*Task description*
Report only how many lines of the entries below contain the string "Ростовская".

*Extracted material*
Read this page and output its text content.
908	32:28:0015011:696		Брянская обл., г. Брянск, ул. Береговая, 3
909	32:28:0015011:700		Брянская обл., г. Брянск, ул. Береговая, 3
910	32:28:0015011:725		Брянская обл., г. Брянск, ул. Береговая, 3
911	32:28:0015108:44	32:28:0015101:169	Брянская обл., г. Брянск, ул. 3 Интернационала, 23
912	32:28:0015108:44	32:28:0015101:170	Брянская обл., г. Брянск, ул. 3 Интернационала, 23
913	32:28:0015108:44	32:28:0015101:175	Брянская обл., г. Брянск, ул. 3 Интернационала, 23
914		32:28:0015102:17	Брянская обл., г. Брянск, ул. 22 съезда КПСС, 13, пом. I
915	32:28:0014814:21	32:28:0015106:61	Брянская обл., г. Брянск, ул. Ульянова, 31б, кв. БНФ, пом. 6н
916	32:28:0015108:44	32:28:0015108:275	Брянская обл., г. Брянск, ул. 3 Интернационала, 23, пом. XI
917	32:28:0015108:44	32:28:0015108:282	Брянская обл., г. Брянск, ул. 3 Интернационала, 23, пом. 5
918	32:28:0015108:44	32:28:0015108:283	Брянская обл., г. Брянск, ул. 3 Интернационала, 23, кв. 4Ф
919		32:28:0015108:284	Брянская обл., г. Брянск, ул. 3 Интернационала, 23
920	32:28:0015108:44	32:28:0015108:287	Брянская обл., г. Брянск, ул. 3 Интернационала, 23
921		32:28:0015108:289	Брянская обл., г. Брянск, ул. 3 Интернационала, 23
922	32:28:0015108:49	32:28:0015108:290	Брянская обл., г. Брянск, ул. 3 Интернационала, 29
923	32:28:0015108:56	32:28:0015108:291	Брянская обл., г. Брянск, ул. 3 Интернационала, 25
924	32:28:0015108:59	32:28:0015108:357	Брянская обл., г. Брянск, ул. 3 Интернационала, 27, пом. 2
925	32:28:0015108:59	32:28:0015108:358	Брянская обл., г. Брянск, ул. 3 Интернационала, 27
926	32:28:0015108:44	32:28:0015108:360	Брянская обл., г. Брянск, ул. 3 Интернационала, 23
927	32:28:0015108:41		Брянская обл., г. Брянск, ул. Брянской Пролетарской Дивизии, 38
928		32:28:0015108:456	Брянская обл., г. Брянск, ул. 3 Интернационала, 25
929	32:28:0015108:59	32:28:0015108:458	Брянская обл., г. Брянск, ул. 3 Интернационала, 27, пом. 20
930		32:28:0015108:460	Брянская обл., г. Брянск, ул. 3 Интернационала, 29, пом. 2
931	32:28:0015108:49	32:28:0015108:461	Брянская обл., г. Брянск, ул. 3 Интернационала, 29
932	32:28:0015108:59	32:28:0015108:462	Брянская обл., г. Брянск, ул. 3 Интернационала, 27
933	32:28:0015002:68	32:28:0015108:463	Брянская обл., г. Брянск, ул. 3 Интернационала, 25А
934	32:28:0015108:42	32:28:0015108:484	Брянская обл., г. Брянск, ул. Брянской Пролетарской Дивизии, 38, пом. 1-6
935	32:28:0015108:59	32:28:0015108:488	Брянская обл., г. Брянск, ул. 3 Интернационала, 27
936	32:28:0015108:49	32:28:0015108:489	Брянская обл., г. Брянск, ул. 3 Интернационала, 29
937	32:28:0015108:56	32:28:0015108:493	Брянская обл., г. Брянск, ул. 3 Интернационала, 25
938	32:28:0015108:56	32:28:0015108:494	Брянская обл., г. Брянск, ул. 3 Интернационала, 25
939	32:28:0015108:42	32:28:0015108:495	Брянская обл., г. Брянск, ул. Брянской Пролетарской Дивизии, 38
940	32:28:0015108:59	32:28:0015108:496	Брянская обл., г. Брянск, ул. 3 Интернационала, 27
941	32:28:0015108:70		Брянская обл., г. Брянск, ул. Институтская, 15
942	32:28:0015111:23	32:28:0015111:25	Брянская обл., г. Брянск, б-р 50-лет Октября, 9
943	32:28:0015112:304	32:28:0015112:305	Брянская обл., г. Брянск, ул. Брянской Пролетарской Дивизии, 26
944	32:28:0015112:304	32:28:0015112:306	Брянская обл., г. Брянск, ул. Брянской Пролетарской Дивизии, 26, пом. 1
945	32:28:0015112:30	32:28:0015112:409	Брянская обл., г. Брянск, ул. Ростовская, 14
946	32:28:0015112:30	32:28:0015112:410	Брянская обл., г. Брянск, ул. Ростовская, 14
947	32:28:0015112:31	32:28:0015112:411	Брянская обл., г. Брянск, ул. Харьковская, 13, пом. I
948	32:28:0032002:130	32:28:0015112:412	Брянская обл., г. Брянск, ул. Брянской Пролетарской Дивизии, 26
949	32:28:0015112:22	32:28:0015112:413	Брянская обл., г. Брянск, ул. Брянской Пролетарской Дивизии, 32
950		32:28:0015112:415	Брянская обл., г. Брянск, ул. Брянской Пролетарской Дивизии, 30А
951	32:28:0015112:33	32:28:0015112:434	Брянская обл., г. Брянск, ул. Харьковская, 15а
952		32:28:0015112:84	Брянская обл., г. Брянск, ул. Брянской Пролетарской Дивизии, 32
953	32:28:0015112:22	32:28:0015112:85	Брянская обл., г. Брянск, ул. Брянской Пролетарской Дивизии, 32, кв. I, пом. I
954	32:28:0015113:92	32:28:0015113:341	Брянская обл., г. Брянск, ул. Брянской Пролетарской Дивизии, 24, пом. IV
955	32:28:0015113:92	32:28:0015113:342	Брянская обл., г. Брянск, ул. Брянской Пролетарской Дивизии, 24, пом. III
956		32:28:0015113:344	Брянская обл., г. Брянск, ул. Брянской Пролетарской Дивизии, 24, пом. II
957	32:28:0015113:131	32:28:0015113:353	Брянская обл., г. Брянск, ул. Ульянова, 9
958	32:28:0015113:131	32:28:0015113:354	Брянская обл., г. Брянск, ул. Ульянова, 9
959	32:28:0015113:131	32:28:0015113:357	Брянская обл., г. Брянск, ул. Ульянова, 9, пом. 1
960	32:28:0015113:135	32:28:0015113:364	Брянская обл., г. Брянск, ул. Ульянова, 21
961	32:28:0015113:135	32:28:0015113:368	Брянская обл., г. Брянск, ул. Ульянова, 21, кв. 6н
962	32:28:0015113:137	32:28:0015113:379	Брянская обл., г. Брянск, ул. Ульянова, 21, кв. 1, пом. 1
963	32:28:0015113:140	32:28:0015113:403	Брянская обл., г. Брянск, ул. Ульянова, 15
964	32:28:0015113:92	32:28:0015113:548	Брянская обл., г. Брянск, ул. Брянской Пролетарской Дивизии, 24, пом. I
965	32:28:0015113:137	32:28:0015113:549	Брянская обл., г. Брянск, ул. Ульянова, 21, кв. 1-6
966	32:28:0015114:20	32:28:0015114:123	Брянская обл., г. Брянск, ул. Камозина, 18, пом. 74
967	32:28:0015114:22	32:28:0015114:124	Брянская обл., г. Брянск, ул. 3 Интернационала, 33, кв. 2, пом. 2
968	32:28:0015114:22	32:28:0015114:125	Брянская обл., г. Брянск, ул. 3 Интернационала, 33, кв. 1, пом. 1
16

*Answer to this problem*
2